— START —
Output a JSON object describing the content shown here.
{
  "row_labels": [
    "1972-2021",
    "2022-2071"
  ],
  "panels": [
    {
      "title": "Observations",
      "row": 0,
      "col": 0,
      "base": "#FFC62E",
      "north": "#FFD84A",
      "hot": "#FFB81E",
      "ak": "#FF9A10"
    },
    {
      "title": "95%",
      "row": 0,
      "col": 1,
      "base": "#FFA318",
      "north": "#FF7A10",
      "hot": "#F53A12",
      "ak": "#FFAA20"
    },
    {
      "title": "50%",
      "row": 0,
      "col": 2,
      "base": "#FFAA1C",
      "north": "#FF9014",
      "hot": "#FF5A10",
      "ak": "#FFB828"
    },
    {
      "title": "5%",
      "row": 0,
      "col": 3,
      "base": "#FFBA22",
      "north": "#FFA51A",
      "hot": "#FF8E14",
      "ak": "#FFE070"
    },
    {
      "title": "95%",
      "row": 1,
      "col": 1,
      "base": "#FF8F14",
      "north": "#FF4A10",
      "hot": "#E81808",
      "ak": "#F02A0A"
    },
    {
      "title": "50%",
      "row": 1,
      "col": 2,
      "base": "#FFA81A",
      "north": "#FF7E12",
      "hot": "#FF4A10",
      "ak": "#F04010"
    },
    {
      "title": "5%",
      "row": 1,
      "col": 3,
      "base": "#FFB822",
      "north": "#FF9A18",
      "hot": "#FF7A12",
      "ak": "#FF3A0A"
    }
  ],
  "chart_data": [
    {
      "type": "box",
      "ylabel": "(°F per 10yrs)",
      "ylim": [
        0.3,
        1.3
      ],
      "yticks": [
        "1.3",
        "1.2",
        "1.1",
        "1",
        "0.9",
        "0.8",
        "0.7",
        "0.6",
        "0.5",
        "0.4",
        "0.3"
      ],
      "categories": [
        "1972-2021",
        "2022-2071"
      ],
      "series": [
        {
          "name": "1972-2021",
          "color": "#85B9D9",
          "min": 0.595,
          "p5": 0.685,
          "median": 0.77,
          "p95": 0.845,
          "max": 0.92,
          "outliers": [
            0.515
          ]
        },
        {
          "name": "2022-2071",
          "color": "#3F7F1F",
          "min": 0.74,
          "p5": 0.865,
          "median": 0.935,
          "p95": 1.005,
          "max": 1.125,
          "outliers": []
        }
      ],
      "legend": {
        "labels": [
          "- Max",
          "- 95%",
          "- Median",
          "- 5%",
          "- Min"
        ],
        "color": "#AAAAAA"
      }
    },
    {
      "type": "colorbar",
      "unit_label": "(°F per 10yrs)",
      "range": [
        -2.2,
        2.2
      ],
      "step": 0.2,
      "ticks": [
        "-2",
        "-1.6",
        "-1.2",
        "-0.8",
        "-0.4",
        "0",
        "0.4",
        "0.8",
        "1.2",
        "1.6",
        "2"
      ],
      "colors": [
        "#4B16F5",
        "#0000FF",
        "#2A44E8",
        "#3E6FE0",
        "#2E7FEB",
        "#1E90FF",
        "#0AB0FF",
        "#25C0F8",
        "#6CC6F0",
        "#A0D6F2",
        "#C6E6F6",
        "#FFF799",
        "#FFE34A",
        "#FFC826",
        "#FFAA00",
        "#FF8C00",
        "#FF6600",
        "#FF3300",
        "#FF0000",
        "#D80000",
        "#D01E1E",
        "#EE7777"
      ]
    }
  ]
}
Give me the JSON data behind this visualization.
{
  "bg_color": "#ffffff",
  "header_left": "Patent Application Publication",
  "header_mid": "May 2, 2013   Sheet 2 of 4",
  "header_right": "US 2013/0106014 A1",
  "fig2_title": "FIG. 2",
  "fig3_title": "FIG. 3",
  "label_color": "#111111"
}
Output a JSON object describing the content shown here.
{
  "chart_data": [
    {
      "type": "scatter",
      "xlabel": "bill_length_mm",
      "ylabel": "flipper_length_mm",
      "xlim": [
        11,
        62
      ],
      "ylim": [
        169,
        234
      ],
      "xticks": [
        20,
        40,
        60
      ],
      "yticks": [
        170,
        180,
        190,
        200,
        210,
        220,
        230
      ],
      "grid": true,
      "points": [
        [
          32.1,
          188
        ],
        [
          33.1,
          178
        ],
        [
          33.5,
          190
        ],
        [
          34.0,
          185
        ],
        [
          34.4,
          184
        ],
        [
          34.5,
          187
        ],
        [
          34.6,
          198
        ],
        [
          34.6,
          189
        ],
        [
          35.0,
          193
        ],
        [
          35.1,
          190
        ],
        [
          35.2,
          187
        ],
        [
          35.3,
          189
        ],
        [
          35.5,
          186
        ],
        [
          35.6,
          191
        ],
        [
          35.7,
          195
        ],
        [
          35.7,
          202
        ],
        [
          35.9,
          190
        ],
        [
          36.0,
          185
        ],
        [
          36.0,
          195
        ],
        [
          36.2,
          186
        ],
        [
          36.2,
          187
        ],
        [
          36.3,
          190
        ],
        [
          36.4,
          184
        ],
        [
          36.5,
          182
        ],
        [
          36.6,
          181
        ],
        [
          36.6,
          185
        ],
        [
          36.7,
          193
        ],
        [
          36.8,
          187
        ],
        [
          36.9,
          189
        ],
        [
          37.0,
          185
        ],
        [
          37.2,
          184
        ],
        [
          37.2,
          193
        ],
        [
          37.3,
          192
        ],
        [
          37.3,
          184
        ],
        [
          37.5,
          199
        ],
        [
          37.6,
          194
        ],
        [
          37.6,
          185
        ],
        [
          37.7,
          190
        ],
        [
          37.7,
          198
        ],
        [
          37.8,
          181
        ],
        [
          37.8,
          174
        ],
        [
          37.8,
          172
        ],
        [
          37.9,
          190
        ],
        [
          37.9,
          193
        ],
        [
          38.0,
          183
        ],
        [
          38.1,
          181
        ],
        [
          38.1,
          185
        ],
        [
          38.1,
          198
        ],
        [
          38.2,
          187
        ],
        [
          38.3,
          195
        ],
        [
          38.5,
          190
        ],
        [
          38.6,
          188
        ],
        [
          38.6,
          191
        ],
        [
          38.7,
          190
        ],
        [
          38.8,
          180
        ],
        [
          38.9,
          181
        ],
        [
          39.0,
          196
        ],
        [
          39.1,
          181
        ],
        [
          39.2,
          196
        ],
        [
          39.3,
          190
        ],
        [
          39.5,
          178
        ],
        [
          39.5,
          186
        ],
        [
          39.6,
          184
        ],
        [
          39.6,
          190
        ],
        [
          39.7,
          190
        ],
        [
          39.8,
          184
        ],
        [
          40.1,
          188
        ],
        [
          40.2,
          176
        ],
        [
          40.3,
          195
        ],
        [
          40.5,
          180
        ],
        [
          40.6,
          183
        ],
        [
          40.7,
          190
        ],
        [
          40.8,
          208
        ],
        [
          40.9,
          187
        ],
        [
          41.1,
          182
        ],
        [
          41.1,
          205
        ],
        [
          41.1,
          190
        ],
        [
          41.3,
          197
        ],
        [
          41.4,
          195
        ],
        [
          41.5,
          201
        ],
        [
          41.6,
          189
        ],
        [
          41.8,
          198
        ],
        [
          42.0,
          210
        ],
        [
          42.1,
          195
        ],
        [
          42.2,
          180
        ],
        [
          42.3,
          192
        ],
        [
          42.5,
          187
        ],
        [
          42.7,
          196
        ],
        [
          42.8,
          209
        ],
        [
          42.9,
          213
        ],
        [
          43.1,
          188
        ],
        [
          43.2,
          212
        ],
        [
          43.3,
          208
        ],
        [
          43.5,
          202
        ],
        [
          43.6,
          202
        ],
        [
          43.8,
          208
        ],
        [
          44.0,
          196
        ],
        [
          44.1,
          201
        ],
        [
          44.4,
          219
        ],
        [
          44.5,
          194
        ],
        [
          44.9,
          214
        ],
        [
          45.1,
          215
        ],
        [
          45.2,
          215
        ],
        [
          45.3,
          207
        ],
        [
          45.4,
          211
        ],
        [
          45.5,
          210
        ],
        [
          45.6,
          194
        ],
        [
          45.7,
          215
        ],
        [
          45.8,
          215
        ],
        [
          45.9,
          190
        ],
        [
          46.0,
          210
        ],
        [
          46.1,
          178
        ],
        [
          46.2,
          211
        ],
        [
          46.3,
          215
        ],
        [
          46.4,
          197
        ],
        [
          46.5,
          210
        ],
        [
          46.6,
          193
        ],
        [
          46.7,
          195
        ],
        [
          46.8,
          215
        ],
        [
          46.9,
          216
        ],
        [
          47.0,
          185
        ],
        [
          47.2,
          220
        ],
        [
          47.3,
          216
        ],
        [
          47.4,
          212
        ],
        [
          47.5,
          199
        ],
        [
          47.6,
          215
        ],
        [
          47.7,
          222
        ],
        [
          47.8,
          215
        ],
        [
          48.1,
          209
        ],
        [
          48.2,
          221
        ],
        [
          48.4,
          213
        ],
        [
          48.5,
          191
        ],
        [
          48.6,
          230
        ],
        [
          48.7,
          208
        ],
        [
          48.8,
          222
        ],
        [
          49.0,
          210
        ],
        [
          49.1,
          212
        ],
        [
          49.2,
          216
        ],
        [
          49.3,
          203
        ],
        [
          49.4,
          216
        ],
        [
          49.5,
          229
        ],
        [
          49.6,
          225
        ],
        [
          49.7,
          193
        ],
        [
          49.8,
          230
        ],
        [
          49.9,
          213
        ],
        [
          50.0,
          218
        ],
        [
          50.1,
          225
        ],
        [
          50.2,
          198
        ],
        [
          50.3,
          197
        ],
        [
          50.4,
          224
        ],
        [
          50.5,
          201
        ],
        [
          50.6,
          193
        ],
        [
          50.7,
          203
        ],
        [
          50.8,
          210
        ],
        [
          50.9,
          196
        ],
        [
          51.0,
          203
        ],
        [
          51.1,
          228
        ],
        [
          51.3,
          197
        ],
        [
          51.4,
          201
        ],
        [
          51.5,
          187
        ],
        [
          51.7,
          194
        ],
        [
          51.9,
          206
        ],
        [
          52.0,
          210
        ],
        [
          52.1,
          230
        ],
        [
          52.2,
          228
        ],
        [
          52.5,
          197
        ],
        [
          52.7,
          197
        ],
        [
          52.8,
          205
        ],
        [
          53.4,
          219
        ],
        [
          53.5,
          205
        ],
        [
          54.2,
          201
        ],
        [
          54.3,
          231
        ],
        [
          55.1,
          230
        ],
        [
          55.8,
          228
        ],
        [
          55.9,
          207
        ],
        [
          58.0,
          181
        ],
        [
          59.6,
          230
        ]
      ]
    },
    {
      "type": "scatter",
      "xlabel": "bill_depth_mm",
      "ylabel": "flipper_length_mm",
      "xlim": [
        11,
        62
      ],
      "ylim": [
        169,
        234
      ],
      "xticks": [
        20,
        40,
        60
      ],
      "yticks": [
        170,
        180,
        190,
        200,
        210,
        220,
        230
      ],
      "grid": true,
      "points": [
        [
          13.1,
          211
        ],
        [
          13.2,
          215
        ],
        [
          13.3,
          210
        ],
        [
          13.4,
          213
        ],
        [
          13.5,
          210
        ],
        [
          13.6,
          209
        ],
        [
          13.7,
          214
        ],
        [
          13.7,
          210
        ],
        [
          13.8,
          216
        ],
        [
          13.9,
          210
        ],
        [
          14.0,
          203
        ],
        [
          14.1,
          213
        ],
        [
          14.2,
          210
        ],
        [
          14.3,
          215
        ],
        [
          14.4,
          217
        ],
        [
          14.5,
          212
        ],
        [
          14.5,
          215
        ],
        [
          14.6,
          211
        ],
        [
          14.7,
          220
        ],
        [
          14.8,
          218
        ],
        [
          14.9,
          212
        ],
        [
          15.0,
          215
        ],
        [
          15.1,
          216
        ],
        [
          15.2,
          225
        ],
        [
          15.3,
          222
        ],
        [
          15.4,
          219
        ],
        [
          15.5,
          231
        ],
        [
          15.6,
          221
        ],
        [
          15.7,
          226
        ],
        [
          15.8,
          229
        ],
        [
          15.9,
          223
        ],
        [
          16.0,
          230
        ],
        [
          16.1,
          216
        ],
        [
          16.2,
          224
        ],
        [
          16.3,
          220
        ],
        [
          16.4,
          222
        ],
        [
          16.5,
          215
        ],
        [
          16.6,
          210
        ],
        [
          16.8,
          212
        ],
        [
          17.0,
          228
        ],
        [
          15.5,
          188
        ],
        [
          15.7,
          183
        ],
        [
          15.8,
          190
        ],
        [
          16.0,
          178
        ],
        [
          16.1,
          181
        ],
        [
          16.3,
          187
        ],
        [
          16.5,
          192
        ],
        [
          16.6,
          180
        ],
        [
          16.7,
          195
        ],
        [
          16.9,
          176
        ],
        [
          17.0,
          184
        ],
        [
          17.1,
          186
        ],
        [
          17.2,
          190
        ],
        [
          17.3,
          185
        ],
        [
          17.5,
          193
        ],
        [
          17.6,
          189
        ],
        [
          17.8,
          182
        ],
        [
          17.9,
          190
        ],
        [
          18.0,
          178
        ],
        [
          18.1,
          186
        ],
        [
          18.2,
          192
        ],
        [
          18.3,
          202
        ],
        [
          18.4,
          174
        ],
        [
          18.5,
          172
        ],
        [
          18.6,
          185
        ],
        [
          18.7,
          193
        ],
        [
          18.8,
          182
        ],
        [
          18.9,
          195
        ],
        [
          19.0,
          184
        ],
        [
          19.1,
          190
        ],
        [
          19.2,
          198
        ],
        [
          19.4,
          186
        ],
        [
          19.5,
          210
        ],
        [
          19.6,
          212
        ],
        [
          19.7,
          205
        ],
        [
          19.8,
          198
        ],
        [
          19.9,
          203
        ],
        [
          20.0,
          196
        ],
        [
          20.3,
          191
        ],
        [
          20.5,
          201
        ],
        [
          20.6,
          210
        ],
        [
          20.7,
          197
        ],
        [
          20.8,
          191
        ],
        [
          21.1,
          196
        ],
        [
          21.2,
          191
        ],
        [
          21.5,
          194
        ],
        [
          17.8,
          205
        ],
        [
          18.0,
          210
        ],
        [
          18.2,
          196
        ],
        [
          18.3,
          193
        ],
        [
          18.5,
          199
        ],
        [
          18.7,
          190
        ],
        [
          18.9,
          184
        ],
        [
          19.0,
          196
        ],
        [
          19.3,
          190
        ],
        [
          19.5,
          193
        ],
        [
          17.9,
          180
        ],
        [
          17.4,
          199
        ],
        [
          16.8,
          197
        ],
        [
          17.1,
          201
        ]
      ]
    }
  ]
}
— END —
__AIM OF THE EXERCISE__
Find all lines where the word "base" appears. Copy them.

__EXERCISE RESULT__
      "base": "#FFC62E",
      "base": "#FFA318",
      "base": "#FFAA1C",
      "base": "#FFBA22",
      "base": "#FF8F14",
      "base": "#FFA81A",
      "base": "#FFB822",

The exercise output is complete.